### Task to complete
Restate every entry word for word.

━━ Records to use

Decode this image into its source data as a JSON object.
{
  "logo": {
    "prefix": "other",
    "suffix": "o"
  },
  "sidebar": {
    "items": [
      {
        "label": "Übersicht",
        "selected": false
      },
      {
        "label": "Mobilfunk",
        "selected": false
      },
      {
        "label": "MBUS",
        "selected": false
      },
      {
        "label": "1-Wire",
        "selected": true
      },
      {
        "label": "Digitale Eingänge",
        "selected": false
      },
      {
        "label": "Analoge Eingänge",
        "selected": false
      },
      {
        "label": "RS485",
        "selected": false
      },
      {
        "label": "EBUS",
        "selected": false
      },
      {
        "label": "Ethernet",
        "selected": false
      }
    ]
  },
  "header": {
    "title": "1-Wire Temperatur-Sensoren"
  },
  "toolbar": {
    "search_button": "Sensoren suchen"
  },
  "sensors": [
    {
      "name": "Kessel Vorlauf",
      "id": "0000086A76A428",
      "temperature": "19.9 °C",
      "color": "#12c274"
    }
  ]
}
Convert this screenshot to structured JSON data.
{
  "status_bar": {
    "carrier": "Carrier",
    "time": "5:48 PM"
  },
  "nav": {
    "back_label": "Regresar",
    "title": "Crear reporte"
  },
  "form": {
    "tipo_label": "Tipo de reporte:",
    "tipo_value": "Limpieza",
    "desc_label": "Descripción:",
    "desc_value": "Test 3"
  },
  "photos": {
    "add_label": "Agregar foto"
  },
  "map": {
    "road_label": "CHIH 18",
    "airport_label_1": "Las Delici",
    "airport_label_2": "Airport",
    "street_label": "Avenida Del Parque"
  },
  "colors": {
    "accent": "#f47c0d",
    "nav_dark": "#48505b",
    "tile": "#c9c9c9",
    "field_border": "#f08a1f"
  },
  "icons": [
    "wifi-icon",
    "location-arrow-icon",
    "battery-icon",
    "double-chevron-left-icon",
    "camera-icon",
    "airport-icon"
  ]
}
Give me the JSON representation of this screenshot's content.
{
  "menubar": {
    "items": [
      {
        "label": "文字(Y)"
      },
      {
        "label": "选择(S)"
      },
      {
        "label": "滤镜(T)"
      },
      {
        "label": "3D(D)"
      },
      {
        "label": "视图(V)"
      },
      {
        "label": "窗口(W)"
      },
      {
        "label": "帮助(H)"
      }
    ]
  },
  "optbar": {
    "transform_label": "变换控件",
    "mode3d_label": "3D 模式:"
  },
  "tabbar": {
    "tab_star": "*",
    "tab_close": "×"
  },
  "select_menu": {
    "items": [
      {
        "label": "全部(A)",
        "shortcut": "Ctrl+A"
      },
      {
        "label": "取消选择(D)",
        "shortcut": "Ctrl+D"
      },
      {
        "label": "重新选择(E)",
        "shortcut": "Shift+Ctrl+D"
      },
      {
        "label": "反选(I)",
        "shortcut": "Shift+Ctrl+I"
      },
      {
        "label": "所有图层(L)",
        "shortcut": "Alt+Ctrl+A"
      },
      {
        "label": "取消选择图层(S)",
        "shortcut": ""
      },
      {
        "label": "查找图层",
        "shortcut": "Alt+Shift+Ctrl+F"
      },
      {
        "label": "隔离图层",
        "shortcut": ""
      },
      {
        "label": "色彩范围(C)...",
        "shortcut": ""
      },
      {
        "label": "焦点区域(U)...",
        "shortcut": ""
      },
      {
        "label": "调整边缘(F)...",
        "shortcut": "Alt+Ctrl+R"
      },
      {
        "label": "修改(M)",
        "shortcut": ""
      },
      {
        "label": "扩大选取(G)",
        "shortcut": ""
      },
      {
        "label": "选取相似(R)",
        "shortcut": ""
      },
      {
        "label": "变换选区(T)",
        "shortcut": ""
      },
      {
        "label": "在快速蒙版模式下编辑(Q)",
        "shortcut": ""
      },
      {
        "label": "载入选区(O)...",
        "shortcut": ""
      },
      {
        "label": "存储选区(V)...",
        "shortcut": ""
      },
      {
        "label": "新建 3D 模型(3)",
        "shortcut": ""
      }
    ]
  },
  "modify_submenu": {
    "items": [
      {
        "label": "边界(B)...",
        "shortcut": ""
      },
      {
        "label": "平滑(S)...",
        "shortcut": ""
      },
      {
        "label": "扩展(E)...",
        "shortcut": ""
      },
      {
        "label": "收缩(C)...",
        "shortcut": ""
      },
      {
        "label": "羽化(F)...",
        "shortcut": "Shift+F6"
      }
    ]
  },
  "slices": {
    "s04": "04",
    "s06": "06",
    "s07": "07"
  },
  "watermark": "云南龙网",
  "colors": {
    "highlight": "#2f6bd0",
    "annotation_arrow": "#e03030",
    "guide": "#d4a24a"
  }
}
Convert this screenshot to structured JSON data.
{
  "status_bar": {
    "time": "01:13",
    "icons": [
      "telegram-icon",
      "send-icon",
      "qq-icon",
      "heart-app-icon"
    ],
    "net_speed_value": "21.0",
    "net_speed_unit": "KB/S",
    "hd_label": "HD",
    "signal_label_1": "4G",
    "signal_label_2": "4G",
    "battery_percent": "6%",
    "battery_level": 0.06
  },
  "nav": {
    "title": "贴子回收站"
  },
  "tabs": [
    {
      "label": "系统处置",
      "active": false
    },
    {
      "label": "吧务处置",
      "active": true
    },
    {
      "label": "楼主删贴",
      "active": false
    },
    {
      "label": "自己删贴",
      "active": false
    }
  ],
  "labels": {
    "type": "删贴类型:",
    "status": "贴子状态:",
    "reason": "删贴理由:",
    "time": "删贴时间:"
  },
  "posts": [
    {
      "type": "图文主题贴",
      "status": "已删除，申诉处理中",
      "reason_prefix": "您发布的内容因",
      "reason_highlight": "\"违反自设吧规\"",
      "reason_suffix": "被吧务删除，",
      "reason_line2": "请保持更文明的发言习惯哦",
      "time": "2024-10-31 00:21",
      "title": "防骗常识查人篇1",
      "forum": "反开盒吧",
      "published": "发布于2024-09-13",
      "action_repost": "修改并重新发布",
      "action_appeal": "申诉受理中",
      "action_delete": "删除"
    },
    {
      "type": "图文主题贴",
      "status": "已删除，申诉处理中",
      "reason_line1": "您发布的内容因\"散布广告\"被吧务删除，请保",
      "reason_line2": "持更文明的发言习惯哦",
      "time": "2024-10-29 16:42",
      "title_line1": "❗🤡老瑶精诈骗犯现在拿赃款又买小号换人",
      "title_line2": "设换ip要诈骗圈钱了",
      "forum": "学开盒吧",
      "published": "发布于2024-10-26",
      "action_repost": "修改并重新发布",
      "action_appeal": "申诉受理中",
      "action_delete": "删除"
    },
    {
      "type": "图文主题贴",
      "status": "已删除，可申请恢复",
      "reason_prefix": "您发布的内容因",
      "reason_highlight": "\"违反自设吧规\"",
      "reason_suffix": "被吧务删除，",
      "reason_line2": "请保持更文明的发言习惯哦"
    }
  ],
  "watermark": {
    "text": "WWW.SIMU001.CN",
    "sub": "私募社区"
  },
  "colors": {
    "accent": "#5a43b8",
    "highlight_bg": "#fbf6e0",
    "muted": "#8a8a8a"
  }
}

━━━━

### Written reply
Decode this image into its source data as a JSON object.
{
  "logo": {
    "prefix": "other",
    "suffix": "o"
  },
  "sidebar": {
    "items": [
      {
        "label": "Übersicht",
        "selected": false
      },
      {
        "label": "Mobilfunk",
        "selected": false
      },
      {
        "label": "MBUS",
        "selected": false
      },
      {
        "label": "1-Wire",
        "selected": true
      },
      {
        "label": "Digitale Eingänge",
        "selected": false
      },
      {
        "label": "Analoge Eingänge",
        "selected": false
      },
      {
        "label": "RS485",
        "selected": false
      },
      {
        "label": "EBUS",
        "selected": false
      },
      {
        "label": "Ethernet",
        "selected": false
      }
    ]
  },
  "header": {
    "title": "1-Wire Temperatur-Sensoren"
  },
  "toolbar": {
    "search_button": "Sensoren suchen"
  },
  "sensors": [
    {
      "name": "Kessel Vorlauf",
      "id": "0000086A76A428",
      "temperature": "19.9 °C",
      "color": "#12c274"
    }
  ]
}
Convert this screenshot to structured JSON data.
{
  "status_bar": {
    "carrier": "Carrier",
    "time": "5:48 PM"
  },
  "nav": {
    "back_label": "Regresar",
    "title": "Crear reporte"
  },
  "form": {
    "tipo_label": "Tipo de reporte:",
    "tipo_value": "Limpieza",
    "desc_label": "Descripción:",
    "desc_value": "Test 3"
  },
  "photos": {
    "add_label": "Agregar foto"
  },
  "map": {
    "road_label": "CHIH 18",
    "airport_label_1": "Las Delici",
    "airport_label_2": "Airport",
    "street_label": "Avenida Del Parque"
  },
  "colors": {
    "accent": "#f47c0d",
    "nav_dark": "#48505b",
    "tile": "#c9c9c9",
    "field_border": "#f08a1f"
  },
  "icons": [
    "wifi-icon",
    "location-arrow-icon",
    "battery-icon",
    "double-chevron-left-icon",
    "camera-icon",
    "airport-icon"
  ]
}
Give me the JSON representation of this screenshot's content.
{
  "menubar": {
    "items": [
      {
        "label": "文字(Y)"
      },
      {
        "label": "选择(S)"
      },
      {
        "label": "滤镜(T)"
      },
      {
        "label": "3D(D)"
      },
      {
        "label": "视图(V)"
      },
      {
        "label": "窗口(W)"
      },
      {
        "label": "帮助(H)"
      }
    ]
  },
  "optbar": {
    "transform_label": "变换控件",
    "mode3d_label": "3D 模式:"
  },
  "tabbar": {
    "tab_star": "*",
    "tab_close": "×"
  },
  "select_menu": {
    "items": [
      {
        "label": "全部(A)",
        "shortcut": "Ctrl+A"
      },
      {
        "label": "取消选择(D)",
        "shortcut": "Ctrl+D"
      },
      {
        "label": "重新选择(E)",
        "shortcut": "Shift+Ctrl+D"
      },
      {
        "label": "反选(I)",
        "shortcut": "Shift+Ctrl+I"
      },
      {
        "label": "所有图层(L)",
        "shortcut": "Alt+Ctrl+A"
      },
      {
        "label": "取消选择图层(S)",
        "shortcut": ""
      },
      {
        "label": "查找图层",
        "shortcut": "Alt+Shift+Ctrl+F"
      },
      {
        "label": "隔离图层",
        "shortcut": ""
      },
      {
        "label": "色彩范围(C)...",
        "shortcut": ""
      },
      {
        "label": "焦点区域(U)...",
        "shortcut": ""
      },
      {
        "label": "调整边缘(F)...",
        "shortcut": "Alt+Ctrl+R"
      },
      {
        "label": "修改(M)",
        "shortcut": ""
      },
      {
        "label": "扩大选取(G)",
        "shortcut": ""
      },
      {
        "label": "选取相似(R)",
        "shortcut": ""
      },
      {
        "label": "变换选区(T)",
        "shortcut": ""
      },
      {
        "label": "在快速蒙版模式下编辑(Q)",
        "shortcut": ""
      },
      {
        "label": "载入选区(O)...",
        "shortcut": ""
      },
      {
        "label": "存储选区(V)...",
        "shortcut": ""
      },
      {
        "label": "新建 3D 模型(3)",
        "shortcut": ""
      }
    ]
  },
  "modify_submenu": {
    "items": [
      {
        "label": "边界(B)...",
        "shortcut": ""
      },
      {
        "label": "平滑(S)...",
        "shortcut": ""
      },
      {
        "label": "扩展(E)...",
        "shortcut": ""
      },
      {
        "label": "收缩(C)...",
        "shortcut": ""
      },
      {
        "label": "羽化(F)...",
        "shortcut": "Shift+F6"
      }
    ]
  },
  "slices": {
    "s04": "04",
    "s06": "06",
    "s07": "07"
  },
  "watermark": "云南龙网",
  "colors": {
    "highlight": "#2f6bd0",
    "annotation_arrow": "#e03030",
    "guide": "#d4a24a"
  }
}
Convert this screenshot to structured JSON data.
{
  "status_bar": {
    "time": "01:13",
    "icons": [
      "telegram-icon",
      "send-icon",
      "qq-icon",
      "heart-app-icon"
    ],
    "net_speed_value": "21.0",
    "net_speed_unit": "KB/S",
    "hd_label": "HD",
    "signal_label_1": "4G",
    "signal_label_2": "4G",
    "battery_percent": "6%",
    "battery_level": 0.06
  },
  "nav": {
    "title": "贴子回收站"
  },
  "tabs": [
    {
      "label": "系统处置",
      "active": false
    },
    {
      "label": "吧务处置",
      "active": true
    },
    {
      "label": "楼主删贴",
      "active": false
    },
    {
      "label": "自己删贴",
      "active": false
    }
  ],
  "labels": {
    "type": "删贴类型:",
    "status": "贴子状态:",
    "reason": "删贴理由:",
    "time": "删贴时间:"
  },
  "posts": [
    {
      "type": "图文主题贴",
      "status": "已删除，申诉处理中",
      "reason_prefix": "您发布的内容因",
      "reason_highlight": "\"违反自设吧规\"",
      "reason_suffix": "被吧务删除，",
      "reason_line2": "请保持更文明的发言习惯哦",
      "time": "2024-10-31 00:21",
      "title": "防骗常识查人篇1",
      "forum": "反开盒吧",
      "published": "发布于2024-09-13",
      "action_repost": "修改并重新发布",
      "action_appeal": "申诉受理中",
      "action_delete": "删除"
    },
    {
      "type": "图文主题贴",
      "status": "已删除，申诉处理中",
      "reason_line1": "您发布的内容因\"散布广告\"被吧务删除，请保",
      "reason_line2": "持更文明的发言习惯哦",
      "time": "2024-10-29 16:42",
      "title_line1": "❗🤡老瑶精诈骗犯现在拿赃款又买小号换人",
      "title_line2": "设换ip要诈骗圈钱了",
      "forum": "学开盒吧",
      "published": "发布于2024-10-26",
      "action_repost": "修改并重新发布",
      "action_appeal": "申诉受理中",
      "action_delete": "删除"
    },
    {
      "type": "图文主题贴",
      "status": "已删除，可申请恢复",
      "reason_prefix": "您发布的内容因",
      "reason_highlight": "\"违反自设吧规\"",
      "reason_suffix": "被吧务删除，",
      "reason_line2": "请保持更文明的发言习惯哦"
    }
  ],
  "watermark": {
    "text": "WWW.SIMU001.CN",
    "sub": "私募社区"
  },
  "colors": {
    "accent": "#5a43b8",
    "highlight_bg": "#fbf6e0",
    "muted": "#8a8a8a"
  }
}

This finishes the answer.